» **Stored records**:
┌────────

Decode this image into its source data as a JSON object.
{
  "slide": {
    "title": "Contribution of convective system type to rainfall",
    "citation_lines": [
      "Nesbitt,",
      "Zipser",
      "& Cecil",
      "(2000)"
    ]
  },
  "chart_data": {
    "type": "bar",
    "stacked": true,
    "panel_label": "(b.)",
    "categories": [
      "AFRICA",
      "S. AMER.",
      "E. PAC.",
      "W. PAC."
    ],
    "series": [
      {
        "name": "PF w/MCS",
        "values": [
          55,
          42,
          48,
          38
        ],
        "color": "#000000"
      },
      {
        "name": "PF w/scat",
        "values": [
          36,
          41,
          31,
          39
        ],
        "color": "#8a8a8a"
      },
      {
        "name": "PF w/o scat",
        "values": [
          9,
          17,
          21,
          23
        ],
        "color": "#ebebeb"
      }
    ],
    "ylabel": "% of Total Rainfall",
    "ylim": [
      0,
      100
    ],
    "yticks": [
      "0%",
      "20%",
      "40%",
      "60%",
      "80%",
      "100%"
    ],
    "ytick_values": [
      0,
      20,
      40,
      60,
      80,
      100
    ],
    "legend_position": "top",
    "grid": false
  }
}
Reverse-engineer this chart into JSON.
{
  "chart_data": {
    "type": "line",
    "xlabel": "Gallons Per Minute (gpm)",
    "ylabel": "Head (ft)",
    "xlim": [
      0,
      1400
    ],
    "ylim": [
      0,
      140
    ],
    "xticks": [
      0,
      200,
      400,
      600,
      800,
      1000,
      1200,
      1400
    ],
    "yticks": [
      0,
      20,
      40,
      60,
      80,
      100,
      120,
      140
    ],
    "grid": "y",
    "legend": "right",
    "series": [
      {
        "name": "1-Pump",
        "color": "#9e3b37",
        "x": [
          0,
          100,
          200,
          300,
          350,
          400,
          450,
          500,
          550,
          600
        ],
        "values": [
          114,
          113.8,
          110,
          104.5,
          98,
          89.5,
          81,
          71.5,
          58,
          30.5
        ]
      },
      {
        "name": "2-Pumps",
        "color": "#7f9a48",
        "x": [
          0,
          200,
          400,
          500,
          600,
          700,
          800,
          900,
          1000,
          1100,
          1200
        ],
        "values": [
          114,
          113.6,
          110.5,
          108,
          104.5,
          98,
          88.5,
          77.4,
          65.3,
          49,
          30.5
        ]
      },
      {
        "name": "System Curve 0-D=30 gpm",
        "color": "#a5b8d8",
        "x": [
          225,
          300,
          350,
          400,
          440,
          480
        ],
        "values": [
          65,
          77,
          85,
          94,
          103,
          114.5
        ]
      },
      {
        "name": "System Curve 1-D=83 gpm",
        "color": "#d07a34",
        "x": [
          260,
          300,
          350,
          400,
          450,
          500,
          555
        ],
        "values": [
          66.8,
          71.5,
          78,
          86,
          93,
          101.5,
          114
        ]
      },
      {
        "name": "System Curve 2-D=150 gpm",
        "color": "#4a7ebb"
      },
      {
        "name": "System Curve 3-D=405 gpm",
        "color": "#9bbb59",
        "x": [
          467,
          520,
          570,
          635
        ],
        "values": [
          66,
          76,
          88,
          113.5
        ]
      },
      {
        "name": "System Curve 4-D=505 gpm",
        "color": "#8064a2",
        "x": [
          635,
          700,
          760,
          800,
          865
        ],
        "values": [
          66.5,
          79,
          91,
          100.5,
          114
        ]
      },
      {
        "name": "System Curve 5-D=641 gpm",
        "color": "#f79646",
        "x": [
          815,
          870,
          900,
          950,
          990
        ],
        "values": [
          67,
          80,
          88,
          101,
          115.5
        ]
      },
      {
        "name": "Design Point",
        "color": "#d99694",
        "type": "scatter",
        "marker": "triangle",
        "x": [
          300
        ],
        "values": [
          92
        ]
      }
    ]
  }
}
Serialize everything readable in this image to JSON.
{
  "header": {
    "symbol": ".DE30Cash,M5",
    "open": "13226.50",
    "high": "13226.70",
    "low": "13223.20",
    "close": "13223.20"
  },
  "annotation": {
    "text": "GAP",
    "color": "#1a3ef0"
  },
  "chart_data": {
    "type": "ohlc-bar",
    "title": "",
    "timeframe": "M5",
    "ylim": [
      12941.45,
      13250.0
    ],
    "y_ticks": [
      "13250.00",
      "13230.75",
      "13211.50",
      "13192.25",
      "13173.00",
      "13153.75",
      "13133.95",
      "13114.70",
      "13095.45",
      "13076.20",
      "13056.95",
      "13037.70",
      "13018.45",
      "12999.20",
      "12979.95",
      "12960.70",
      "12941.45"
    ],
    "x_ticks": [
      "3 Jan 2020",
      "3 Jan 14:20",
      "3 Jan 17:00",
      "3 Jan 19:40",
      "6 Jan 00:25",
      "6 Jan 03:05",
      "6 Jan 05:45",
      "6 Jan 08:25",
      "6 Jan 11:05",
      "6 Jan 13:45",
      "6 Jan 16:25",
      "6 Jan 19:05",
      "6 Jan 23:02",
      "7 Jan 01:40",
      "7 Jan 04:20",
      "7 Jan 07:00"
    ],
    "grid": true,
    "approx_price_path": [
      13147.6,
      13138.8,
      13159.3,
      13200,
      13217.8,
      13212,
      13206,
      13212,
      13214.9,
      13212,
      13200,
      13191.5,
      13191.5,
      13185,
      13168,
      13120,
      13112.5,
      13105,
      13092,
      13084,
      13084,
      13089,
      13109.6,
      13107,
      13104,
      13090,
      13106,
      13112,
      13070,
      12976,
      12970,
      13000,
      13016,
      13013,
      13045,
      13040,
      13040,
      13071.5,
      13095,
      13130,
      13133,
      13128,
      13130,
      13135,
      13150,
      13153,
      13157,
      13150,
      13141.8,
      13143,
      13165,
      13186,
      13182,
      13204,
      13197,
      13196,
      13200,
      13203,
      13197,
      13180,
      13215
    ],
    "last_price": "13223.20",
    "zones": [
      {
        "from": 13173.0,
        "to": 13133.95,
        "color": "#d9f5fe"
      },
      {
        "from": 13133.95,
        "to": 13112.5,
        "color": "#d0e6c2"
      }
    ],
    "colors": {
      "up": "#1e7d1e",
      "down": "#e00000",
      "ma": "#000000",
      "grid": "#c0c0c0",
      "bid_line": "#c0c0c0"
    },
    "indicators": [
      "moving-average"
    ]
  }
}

└────────

» **Written instruction**:
Your task is to print the whole listing again exactly.

» **Solution below**:
Decode this image into its source data as a JSON object.
{
  "slide": {
    "title": "Contribution of convective system type to rainfall",
    "citation_lines": [
      "Nesbitt,",
      "Zipser",
      "& Cecil",
      "(2000)"
    ]
  },
  "chart_data": {
    "type": "bar",
    "stacked": true,
    "panel_label": "(b.)",
    "categories": [
      "AFRICA",
      "S. AMER.",
      "E. PAC.",
      "W. PAC."
    ],
    "series": [
      {
        "name": "PF w/MCS",
        "values": [
          55,
          42,
          48,
          38
        ],
        "color": "#000000"
      },
      {
        "name": "PF w/scat",
        "values": [
          36,
          41,
          31,
          39
        ],
        "color": "#8a8a8a"
      },
      {
        "name": "PF w/o scat",
        "values": [
          9,
          17,
          21,
          23
        ],
        "color": "#ebebeb"
      }
    ],
    "ylabel": "% of Total Rainfall",
    "ylim": [
      0,
      100
    ],
    "yticks": [
      "0%",
      "20%",
      "40%",
      "60%",
      "80%",
      "100%"
    ],
    "ytick_values": [
      0,
      20,
      40,
      60,
      80,
      100
    ],
    "legend_position": "top",
    "grid": false
  }
}
Reverse-engineer this chart into JSON.
{
  "chart_data": {
    "type": "line",
    "xlabel": "Gallons Per Minute (gpm)",
    "ylabel": "Head (ft)",
    "xlim": [
      0,
      1400
    ],
    "ylim": [
      0,
      140
    ],
    "xticks": [
      0,
      200,
      400,
      600,
      800,
      1000,
      1200,
      1400
    ],
    "yticks": [
      0,
      20,
      40,
      60,
      80,
      100,
      120,
      140
    ],
    "grid": "y",
    "legend": "right",
    "series": [
      {
        "name": "1-Pump",
        "color": "#9e3b37",
        "x": [
          0,
          100,
          200,
          300,
          350,
          400,
          450,
          500,
          550,
          600
        ],
        "values": [
          114,
          113.8,
          110,
          104.5,
          98,
          89.5,
          81,
          71.5,
          58,
          30.5
        ]
      },
      {
        "name": "2-Pumps",
        "color": "#7f9a48",
        "x": [
          0,
          200,
          400,
          500,
          600,
          700,
          800,
          900,
          1000,
          1100,
          1200
        ],
        "values": [
          114,
          113.6,
          110.5,
          108,
          104.5,
          98,
          88.5,
          77.4,
          65.3,
          49,
          30.5
        ]
      },
      {
        "name": "System Curve 0-D=30 gpm",
        "color": "#a5b8d8",
        "x": [
          225,
          300,
          350,
          400,
          440,
          480
        ],
        "values": [
          65,
          77,
          85,
          94,
          103,
          114.5
        ]
      },
      {
        "name": "System Curve 1-D=83 gpm",
        "color": "#d07a34",
        "x": [
          260,
          300,
          350,
          400,
          450,
          500,
          555
        ],
        "values": [
          66.8,
          71.5,
          78,
          86,
          93,
          101.5,
          114
        ]
      },
      {
        "name": "System Curve 2-D=150 gpm",
        "color": "#4a7ebb"
      },
      {
        "name": "System Curve 3-D=405 gpm",
        "color": "#9bbb59",
        "x": [
          467,
          520,
          570,
          635
        ],
        "values": [
          66,
          76,
          88,
          113.5
        ]
      },
      {
        "name": "System Curve 4-D=505 gpm",
        "color": "#8064a2",
        "x": [
          635,
          700,
          760,
          800,
          865
        ],
        "values": [
          66.5,
          79,
          91,
          100.5,
          114
        ]
      },
      {
        "name": "System Curve 5-D=641 gpm",
        "color": "#f79646",
        "x": [
          815,
          870,
          900,
          950,
          990
        ],
        "values": [
          67,
          80,
          88,
          101,
          115.5
        ]
      },
      {
        "name": "Design Point",
        "color": "#d99694",
        "type": "scatter",
        "marker": "triangle",
        "x": [
          300
        ],
        "values": [
          92
        ]
      }
    ]
  }
}
Serialize everything readable in this image to JSON.
{
  "header": {
    "symbol": ".DE30Cash,M5",
    "open": "13226.50",
    "high": "13226.70",
    "low": "13223.20",
    "close": "13223.20"
  },
  "annotation": {
    "text": "GAP",
    "color": "#1a3ef0"
  },
  "chart_data": {
    "type": "ohlc-bar",
    "title": "",
    "timeframe": "M5",
    "ylim": [
      12941.45,
      13250.0
    ],
    "y_ticks": [
      "13250.00",
      "13230.75",
      "13211.50",
      "13192.25",
      "13173.00",
      "13153.75",
      "13133.95",
      "13114.70",
      "13095.45",
      "13076.20",
      "13056.95",
      "13037.70",
      "13018.45",
      "12999.20",
      "12979.95",
      "12960.70",
      "12941.45"
    ],
    "x_ticks": [
      "3 Jan 2020",
      "3 Jan 14:20",
      "3 Jan 17:00",
      "3 Jan 19:40",
      "6 Jan 00:25",
      "6 Jan 03:05",
      "6 Jan 05:45",
      "6 Jan 08:25",
      "6 Jan 11:05",
      "6 Jan 13:45",
      "6 Jan 16:25",
      "6 Jan 19:05",
      "6 Jan 23:02",
      "7 Jan 01:40",
      "7 Jan 04:20",
      "7 Jan 07:00"
    ],
    "grid": true,
    "approx_price_path": [
      13147.6,
      13138.8,
      13159.3,
      13200,
      13217.8,
      13212,
      13206,
      13212,
      13214.9,
      13212,
      13200,
      13191.5,
      13191.5,
      13185,
      13168,
      13120,
      13112.5,
      13105,
      13092,
      13084,
      13084,
      13089,
      13109.6,
      13107,
      13104,
      13090,
      13106,
      13112,
      13070,
      12976,
      12970,
      13000,
      13016,
      13013,
      13045,
      13040,
      13040,
      13071.5,
      13095,
      13130,
      13133,
      13128,
      13130,
      13135,
      13150,
      13153,
      13157,
      13150,
      13141.8,
      13143,
      13165,
      13186,
      13182,
      13204,
      13197,
      13196,
      13200,
      13203,
      13197,
      13180,
      13215
    ],
    "last_price": "13223.20",
    "zones": [
      {
        "from": 13173.0,
        "to": 13133.95,
        "color": "#d9f5fe"
      },
      {
        "from": 13133.95,
        "to": 13112.5,
        "color": "#d0e6c2"
      }
    ],
    "colors": {
      "up": "#1e7d1e",
      "down": "#e00000",
      "ma": "#000000",
      "grid": "#c0c0c0",
      "bid_line": "#c0c0c0"
    },
    "indicators": [
      "moving-average"
    ]
  }
}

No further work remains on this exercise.